→ **MATERIAL TO PROCESS**
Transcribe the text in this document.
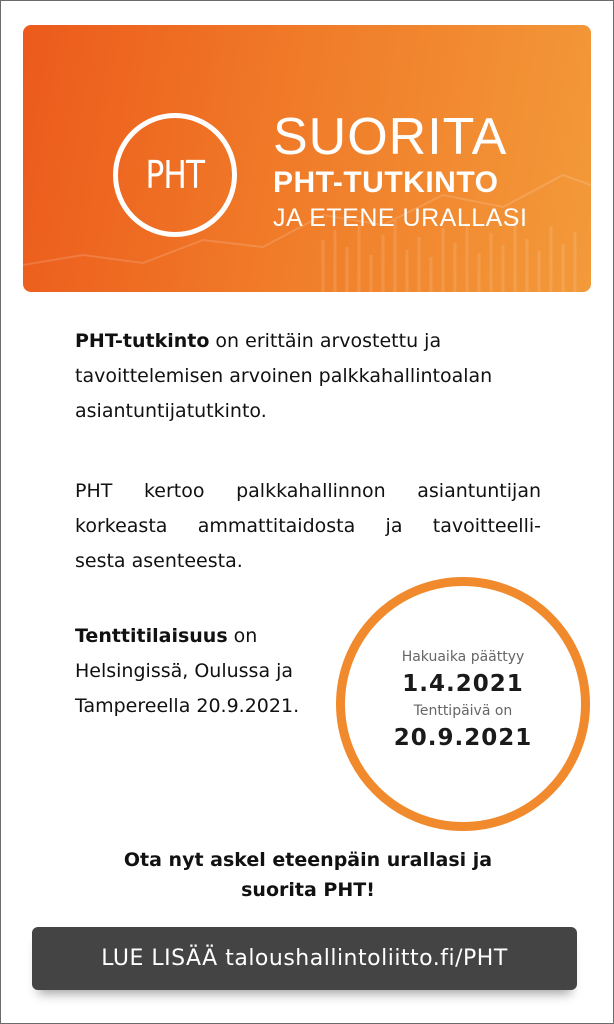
PHT
SUORITA
PHT-TUTKINTO
JA ETENE URALLASI
PHT-tutkinto on erittäin arvostettu ja
tavoittelemisen arvoinen palkkahallintoalan
asiantuntijatutkinto.
PHT kertoo palkkahallinnon asiantuntijan
korkeasta ammattitaidosta ja tavoitteelli-
sesta asenteesta.
Tenttitilaisuus on
Helsingissä, Oulussa ja
Tampereella 20.9.2021.
Hakuaika päättyy
1.4.2021
Tenttipäivä on
20.9.2021
Ota nyt askel eteenpäin urallasi ja
suorita PHT!
LUE LISÄÄ taloushallintoliitto.fi/PHT
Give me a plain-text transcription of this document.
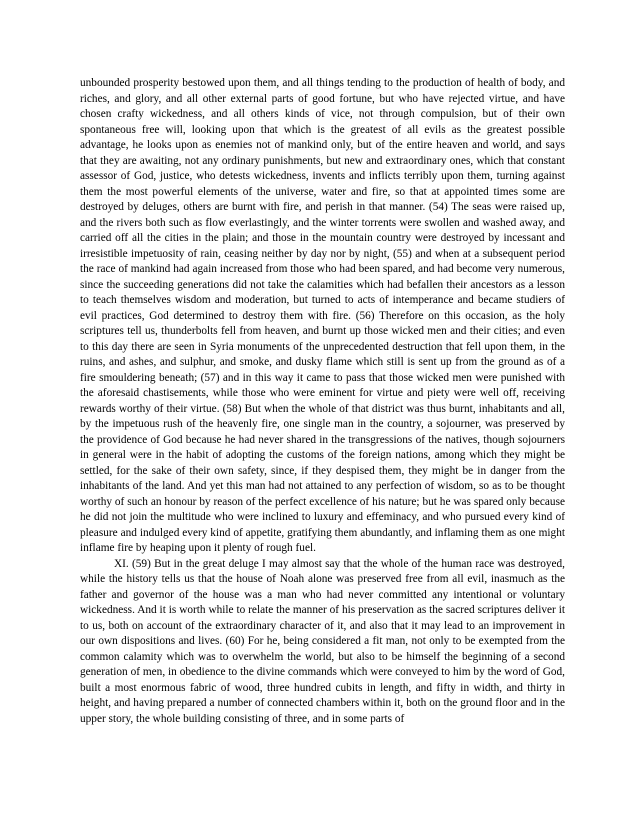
unbounded prosperity bestowed upon them, and all things tending to the production of health of body, and riches, and glory, and all other external parts of good fortune, but who have rejected virtue, and have chosen crafty wickedness, and all others kinds of vice, not through compulsion, but of their own spontaneous free will, looking upon that which is the greatest of all evils as the greatest possible advantage, he looks upon as enemies not of mankind only, but of the entire heaven and world, and says that they are awaiting, not any ordinary punishments, but new and extraordinary ones, which that constant assessor of God, justice, who detests wickedness, invents and inflicts terribly upon them, turning against them the most powerful elements of the universe, water and fire, so that at appointed times some are destroyed by deluges, others are burnt with fire, and perish in that manner. (54) The seas were raised up, and the rivers both such as flow everlastingly, and the winter torrents were swollen and washed away, and carried off all the cities in the plain; and those in the mountain country were destroyed by incessant and irresistible impetuosity of rain, ceasing neither by day nor by night, (55) and when at a subsequent period the race of mankind had again increased from those who had been spared, and had become very numerous, since the succeeding generations did not take the calamities which had befallen their ancestors as a lesson to teach themselves wisdom and moderation, but turned to acts of intemperance and became studiers of evil practices, God determined to destroy them with fire. (56) Therefore on this occasion, as the holy scriptures tell us, thunderbolts fell from heaven, and burnt up those wicked men and their cities; and even to this day there are seen in Syria monuments of the unprecedented destruction that fell upon them, in the ruins, and ashes, and sulphur, and smoke, and dusky flame which still is sent up from the ground as of a fire smouldering beneath; (57) and in this way it came to pass that those wicked men were punished with the aforesaid chastisements, while those who were eminent for virtue and piety were well off, receiving rewards worthy of their virtue. (58) But when the whole of that district was thus burnt, inhabitants and all, by the impetuous rush of the heavenly fire, one single man in the country, a sojourner, was preserved by the providence of God because he had never shared in the transgressions of the natives, though sojourners in general were in the habit of adopting the customs of the foreign nations, among which they might be settled, for the sake of their own safety, since, if they despised them, they might be in danger from the inhabitants of the land. And yet this man had not attained to any perfection of wisdom, so as to be thought worthy of such an honour by reason of the perfect excellence of his nature; but he was spared only because he did not join the multitude who were inclined to luxury and effeminacy, and who pursued every kind of pleasure and indulged every kind of appetite, gratifying them abundantly, and inflaming them as one might inflame fire by heaping upon it plenty of rough fuel.

XI. (59) But in the great deluge I may almost say that the whole of the human race was destroyed, while the history tells us that the house of Noah alone was preserved free from all evil, inasmuch as the father and governor of the house was a man who had never committed any intentional or voluntary wickedness. And it is worth while to relate the manner of his preservation as the sacred scriptures deliver it to us, both on account of the extraordinary character of it, and also that it may lead to an improvement in our own dispositions and lives. (60) For he, being considered a fit man, not only to be exempted from the common calamity which was to overwhelm the world, but also to be himself the beginning of a second generation of men, in obedience to the divine commands which were conveyed to him by the word of God, built a most enormous fabric of wood, three hundred cubits in length, and fifty in width, and thirty in height, and having prepared a number of connected chambers within it, both on the ground floor and in the upper story, the whole building consisting of three, and in some parts of
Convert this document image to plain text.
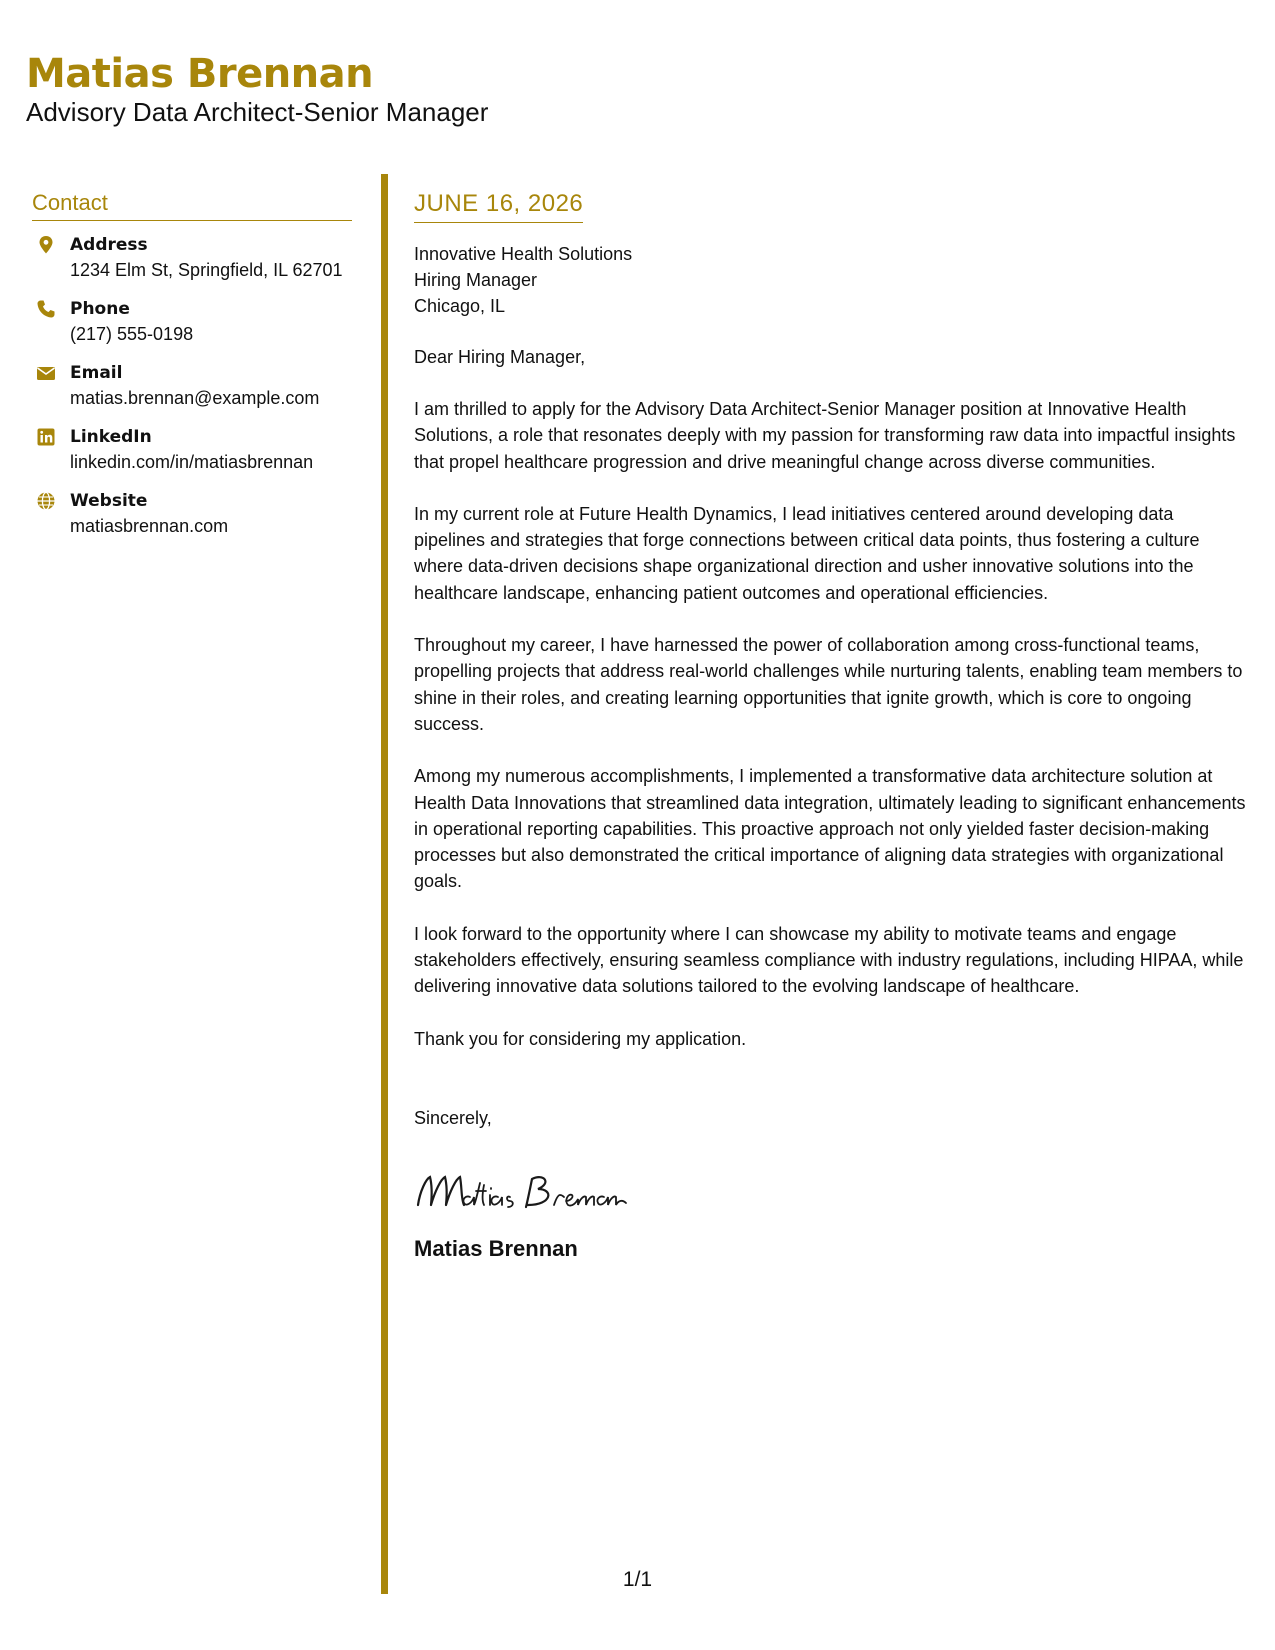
Matias Brennan
Advisory Data Architect-Senior Manager
Contact
Address
1234 Elm St, Springfield, IL 62701
Phone
(217) 555-0198
Email
matias.brennan@example.com
LinkedIn
linkedin.com/in/matiasbrennan
Website
matiasbrennan.com
JUNE 16, 2026
Innovative Health Solutions
Hiring Manager
Chicago, IL
Dear Hiring Manager,
I am thrilled to apply for the Advisory Data Architect-Senior Manager position at Innovative Health Solutions, a role that resonates deeply with my passion for transforming raw data into impactful insights that propel healthcare progression and drive meaningful change across diverse communities.
In my current role at Future Health Dynamics, I lead initiatives centered around developing data pipelines and strategies that forge connections between critical data points, thus fostering a culture where data-driven decisions shape organizational direction and usher innovative solutions into the healthcare landscape, enhancing patient outcomes and operational efficiencies.
Throughout my career, I have harnessed the power of collaboration among cross-functional teams, propelling projects that address real-world challenges while nurturing talents, enabling team members to shine in their roles, and creating learning opportunities that ignite growth, which is core to ongoing success.
Among my numerous accomplishments, I implemented a transformative data architecture solution at Health Data Innovations that streamlined data integration, ultimately leading to significant enhancements in operational reporting capabilities. This proactive approach not only yielded faster decision-making processes but also demonstrated the critical importance of aligning data strategies with organizational goals.
I look forward to the opportunity where I can showcase my ability to motivate teams and engage stakeholders effectively, ensuring seamless compliance with industry regulations, including HIPAA, while delivering innovative data solutions tailored to the evolving landscape of healthcare.
Thank you for considering my application.
Sincerely,
Matias Brennan
1/1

→ **REQUIREMENTS**
Reproduce each line exactly, please, except for any pictures.

→ **REPLY**
Transcribe the text in this document.
PHT
SUORITA
PHT-TUTKINTO
JA ETENE URALLASI
PHT-tutkinto on erittäin arvostettu ja
tavoittelemisen arvoinen palkkahallintoalan
asiantuntijatutkinto.
PHT kertoo palkkahallinnon asiantuntijan
korkeasta ammattitaidosta ja tavoitteelli-
sesta asenteesta.
Tenttitilaisuus on
Helsingissä, Oulussa ja
Tampereella 20.9.2021.
Hakuaika päättyy
1.4.2021
Tenttipäivä on
20.9.2021
Ota nyt askel eteenpäin urallasi ja
suorita PHT!
LUE LISÄÄ taloushallintoliitto.fi/PHT
Give me a plain-text transcription of this document.
unbounded prosperity bestowed upon them, and all things tending to the production of health of body, and riches, and glory, and all other external parts of good fortune, but who have rejected virtue, and have chosen crafty wickedness, and all others kinds of vice, not through compulsion, but of their own spontaneous free will, looking upon that which is the greatest of all evils as the greatest possible advantage, he looks upon as enemies not of mankind only, but of the entire heaven and world, and says that they are awaiting, not any ordinary punishments, but new and extraordinary ones, which that constant assessor of God, justice, who detests wickedness, invents and inflicts terribly upon them, turning against them the most powerful elements of the universe, water and fire, so that at appointed times some are destroyed by deluges, others are burnt with fire, and perish in that manner. (54) The seas were raised up, and the rivers both such as flow everlastingly, and the winter torrents were swollen and washed away, and carried off all the cities in the plain; and those in the mountain country were destroyed by incessant and irresistible impetuosity of rain, ceasing neither by day nor by night, (55) and when at a subsequent period the race of mankind had again increased from those who had been spared, and had become very numerous, since the succeeding generations did not take the calamities which had befallen their ancestors as a lesson to teach themselves wisdom and moderation, but turned to acts of intemperance and became studiers of evil practices, God determined to destroy them with fire. (56) Therefore on this occasion, as the holy scriptures tell us, thunderbolts fell from heaven, and burnt up those wicked men and their cities; and even to this day there are seen in Syria monuments of the unprecedented destruction that fell upon them, in the ruins, and ashes, and sulphur, and smoke, and dusky flame which still is sent up from the ground as of a fire smouldering beneath; (57) and in this way it came to pass that those wicked men were punished with the aforesaid chastisements, while those who were eminent for virtue and piety were well off, receiving rewards worthy of their virtue. (58) But when the whole of that district was thus burnt, inhabitants and all, by the impetuous rush of the heavenly fire, one single man in the country, a sojourner, was preserved by the providence of God because he had never shared in the transgressions of the natives, though sojourners in general were in the habit of adopting the customs of the foreign nations, among which they might be settled, for the sake of their own safety, since, if they despised them, they might be in danger from the inhabitants of the land. And yet this man had not attained to any perfection of wisdom, so as to be thought worthy of such an honour by reason of the perfect excellence of his nature; but he was spared only because he did not join the multitude who were inclined to luxury and effeminacy, and who pursued every kind of pleasure and indulged every kind of appetite, gratifying them abundantly, and inflaming them as one might inflame fire by heaping upon it plenty of rough fuel.

XI. (59) But in the great deluge I may almost say that the whole of the human race was destroyed, while the history tells us that the house of Noah alone was preserved free from all evil, inasmuch as the father and governor of the house was a man who had never committed any intentional or voluntary wickedness. And it is worth while to relate the manner of his preservation as the sacred scriptures deliver it to us, both on account of the extraordinary character of it, and also that it may lead to an improvement in our own dispositions and lives. (60) For he, being considered a fit man, not only to be exempted from the common calamity which was to overwhelm the world, but also to be himself the beginning of a second generation of men, in obedience to the divine commands which were conveyed to him by the word of God, built a most enormous fabric of wood, three hundred cubits in length, and fifty in width, and thirty in height, and having prepared a number of connected chambers within it, both on the ground floor and in the upper story, the whole building consisting of three, and in some parts of
Convert this document image to plain text.
Matias Brennan
Advisory Data Architect-Senior Manager
Contact
Address
1234 Elm St, Springfield, IL 62701
Phone
(217) 555-0198
Email
matias.brennan@example.com
LinkedIn
linkedin.com/in/matiasbrennan
Website
matiasbrennan.com
JUNE 16, 2026
Innovative Health Solutions
Hiring Manager
Chicago, IL
Dear Hiring Manager,
I am thrilled to apply for the Advisory Data Architect-Senior Manager position at Innovative Health Solutions, a role that resonates deeply with my passion for transforming raw data into impactful insights that propel healthcare progression and drive meaningful change across diverse communities.
In my current role at Future Health Dynamics, I lead initiatives centered around developing data pipelines and strategies that forge connections between critical data points, thus fostering a culture where data-driven decisions shape organizational direction and usher innovative solutions into the healthcare landscape, enhancing patient outcomes and operational efficiencies.
Throughout my career, I have harnessed the power of collaboration among cross-functional teams, propelling projects that address real-world challenges while nurturing talents, enabling team members to shine in their roles, and creating learning opportunities that ignite growth, which is core to ongoing success.
Among my numerous accomplishments, I implemented a transformative data architecture solution at Health Data Innovations that streamlined data integration, ultimately leading to significant enhancements in operational reporting capabilities. This proactive approach not only yielded faster decision-making processes but also demonstrated the critical importance of aligning data strategies with organizational goals.
I look forward to the opportunity where I can showcase my ability to motivate teams and engage stakeholders effectively, ensuring seamless compliance with industry regulations, including HIPAA, while delivering innovative data solutions tailored to the evolving landscape of healthcare.
Thank you for considering my application.
Sincerely,
Matias Brennan
1/1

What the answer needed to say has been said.